**** Dataset

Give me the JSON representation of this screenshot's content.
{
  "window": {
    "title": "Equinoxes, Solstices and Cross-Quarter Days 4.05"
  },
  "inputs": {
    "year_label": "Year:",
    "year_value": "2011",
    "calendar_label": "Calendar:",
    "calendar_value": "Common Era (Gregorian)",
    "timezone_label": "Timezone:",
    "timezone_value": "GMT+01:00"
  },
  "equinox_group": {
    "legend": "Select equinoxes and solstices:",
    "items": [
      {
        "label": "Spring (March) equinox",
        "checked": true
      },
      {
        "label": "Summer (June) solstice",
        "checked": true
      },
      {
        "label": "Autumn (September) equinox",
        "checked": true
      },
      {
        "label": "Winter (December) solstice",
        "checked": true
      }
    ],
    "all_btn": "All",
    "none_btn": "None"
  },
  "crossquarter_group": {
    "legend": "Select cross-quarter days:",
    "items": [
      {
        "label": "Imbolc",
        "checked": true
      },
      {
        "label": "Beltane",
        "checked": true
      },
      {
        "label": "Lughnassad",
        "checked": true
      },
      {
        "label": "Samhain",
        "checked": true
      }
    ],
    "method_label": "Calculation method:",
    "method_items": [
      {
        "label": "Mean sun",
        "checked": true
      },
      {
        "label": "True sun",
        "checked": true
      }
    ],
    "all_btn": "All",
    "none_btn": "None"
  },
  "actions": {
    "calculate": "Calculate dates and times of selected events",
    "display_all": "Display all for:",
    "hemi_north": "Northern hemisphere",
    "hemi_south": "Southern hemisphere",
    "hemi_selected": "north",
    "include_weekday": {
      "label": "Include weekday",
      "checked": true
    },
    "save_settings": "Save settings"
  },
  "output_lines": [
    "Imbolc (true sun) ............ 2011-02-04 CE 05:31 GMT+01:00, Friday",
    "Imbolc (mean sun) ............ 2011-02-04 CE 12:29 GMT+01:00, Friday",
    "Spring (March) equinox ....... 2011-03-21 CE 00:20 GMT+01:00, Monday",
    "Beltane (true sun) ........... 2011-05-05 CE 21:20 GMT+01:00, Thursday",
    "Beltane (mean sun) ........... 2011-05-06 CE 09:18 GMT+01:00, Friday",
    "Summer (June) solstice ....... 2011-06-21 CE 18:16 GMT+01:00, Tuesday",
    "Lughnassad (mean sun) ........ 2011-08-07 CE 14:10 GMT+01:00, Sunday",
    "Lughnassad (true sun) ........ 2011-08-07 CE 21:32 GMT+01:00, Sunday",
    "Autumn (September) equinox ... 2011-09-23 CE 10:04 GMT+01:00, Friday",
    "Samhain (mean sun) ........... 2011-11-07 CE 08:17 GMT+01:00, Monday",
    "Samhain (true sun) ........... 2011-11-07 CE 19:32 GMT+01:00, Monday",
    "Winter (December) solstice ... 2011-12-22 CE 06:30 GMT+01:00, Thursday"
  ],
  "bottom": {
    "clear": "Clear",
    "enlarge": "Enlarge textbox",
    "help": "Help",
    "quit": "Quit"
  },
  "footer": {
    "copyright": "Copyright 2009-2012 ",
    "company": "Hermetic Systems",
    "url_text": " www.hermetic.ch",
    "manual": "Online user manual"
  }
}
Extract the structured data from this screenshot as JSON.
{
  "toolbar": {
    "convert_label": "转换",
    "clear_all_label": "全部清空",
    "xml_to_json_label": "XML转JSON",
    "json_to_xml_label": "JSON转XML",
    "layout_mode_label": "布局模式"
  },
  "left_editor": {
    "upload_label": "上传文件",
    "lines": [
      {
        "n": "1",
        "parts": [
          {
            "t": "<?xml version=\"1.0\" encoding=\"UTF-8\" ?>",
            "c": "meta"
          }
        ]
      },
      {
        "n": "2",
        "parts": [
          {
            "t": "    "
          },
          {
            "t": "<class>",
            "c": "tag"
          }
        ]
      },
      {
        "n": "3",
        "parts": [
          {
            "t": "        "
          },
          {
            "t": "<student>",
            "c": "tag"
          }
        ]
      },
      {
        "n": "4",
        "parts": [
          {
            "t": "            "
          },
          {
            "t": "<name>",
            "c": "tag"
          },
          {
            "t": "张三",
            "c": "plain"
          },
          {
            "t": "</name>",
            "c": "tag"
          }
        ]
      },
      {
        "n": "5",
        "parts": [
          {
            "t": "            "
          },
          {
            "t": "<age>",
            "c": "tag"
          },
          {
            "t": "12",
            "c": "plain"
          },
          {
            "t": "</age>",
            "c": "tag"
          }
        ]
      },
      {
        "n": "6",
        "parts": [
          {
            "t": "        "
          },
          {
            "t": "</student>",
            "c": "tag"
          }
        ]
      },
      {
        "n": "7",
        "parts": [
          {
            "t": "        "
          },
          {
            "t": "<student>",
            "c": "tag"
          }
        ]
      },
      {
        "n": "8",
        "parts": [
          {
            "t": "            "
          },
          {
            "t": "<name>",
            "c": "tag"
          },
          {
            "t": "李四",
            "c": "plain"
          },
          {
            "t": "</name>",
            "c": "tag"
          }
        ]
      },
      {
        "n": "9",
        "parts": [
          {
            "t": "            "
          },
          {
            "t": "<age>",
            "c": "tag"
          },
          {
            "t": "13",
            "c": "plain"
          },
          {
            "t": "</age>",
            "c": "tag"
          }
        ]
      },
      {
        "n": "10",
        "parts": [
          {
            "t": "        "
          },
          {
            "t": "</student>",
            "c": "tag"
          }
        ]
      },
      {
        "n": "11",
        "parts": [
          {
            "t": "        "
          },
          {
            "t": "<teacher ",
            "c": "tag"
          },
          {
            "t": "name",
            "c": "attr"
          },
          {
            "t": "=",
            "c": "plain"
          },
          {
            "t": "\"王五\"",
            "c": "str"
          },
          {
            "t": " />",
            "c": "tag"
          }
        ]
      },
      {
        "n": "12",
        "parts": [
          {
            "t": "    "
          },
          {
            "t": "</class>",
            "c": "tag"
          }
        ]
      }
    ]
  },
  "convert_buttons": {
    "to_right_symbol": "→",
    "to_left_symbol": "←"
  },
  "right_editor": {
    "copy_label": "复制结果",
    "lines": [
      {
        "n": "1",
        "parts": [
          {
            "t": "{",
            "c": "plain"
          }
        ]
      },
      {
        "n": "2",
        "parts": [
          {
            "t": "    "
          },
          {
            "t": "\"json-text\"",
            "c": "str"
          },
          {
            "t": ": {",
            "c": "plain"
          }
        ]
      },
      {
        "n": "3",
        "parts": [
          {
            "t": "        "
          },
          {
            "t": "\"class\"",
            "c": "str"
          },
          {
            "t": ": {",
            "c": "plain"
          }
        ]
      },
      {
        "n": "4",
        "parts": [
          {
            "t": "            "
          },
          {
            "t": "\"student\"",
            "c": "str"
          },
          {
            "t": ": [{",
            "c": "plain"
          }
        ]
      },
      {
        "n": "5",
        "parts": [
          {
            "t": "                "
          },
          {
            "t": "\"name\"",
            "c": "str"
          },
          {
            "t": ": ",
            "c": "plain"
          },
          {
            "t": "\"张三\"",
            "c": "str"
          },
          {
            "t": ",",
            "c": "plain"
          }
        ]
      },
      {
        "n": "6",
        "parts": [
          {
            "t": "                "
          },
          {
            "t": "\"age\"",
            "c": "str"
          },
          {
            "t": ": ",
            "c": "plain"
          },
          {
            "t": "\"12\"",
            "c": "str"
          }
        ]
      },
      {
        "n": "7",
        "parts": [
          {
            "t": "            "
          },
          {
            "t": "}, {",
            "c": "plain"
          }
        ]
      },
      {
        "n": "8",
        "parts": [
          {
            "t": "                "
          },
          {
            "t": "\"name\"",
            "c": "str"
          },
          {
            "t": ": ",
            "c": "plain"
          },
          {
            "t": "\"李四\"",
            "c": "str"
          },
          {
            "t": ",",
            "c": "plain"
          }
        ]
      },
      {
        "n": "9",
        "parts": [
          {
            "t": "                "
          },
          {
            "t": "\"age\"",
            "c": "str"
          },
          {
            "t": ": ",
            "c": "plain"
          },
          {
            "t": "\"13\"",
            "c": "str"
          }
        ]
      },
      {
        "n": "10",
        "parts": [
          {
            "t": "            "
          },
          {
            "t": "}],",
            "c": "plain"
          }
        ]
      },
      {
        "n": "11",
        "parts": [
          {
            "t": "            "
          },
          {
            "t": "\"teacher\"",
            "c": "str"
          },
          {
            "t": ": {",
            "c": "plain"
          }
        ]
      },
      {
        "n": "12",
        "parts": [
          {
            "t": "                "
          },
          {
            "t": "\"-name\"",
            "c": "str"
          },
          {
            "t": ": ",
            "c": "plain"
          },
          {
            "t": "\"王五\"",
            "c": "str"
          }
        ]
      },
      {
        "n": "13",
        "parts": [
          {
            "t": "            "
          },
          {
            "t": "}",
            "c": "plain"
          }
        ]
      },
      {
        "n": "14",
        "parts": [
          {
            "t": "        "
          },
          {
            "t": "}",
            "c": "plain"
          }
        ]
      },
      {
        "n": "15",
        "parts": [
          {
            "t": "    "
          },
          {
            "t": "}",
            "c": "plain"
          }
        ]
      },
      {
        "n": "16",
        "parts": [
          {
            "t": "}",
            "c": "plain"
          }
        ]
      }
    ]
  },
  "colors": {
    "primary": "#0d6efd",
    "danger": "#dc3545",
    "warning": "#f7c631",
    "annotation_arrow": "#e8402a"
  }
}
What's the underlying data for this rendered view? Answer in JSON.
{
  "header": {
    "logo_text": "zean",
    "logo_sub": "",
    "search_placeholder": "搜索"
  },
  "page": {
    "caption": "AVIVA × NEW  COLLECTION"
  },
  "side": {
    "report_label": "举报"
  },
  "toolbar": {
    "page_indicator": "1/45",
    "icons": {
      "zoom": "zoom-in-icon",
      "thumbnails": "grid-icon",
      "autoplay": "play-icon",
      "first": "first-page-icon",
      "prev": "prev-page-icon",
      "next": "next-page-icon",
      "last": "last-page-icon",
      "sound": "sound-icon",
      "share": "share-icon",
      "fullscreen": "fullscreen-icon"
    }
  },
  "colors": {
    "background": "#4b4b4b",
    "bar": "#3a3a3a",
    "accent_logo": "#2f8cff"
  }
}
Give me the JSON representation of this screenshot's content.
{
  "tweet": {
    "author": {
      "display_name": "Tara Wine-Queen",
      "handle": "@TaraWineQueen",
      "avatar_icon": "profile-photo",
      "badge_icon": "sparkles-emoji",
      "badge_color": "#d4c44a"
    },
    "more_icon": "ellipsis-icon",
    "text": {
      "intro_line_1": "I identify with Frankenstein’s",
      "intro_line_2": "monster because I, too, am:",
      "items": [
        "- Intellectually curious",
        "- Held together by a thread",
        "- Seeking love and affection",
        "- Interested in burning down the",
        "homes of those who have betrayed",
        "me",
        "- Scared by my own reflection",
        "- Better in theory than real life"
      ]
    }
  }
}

********

_Requirements:_ Gather each line that holds "Thursday".

_The output:_
    "Beltane (true sun) ........... 2011-05-05 CE 21:20 GMT+01:00, Thursday",
    "Winter (December) solstice ... 2011-12-22 CE 06:30 GMT+01:00, Thursday"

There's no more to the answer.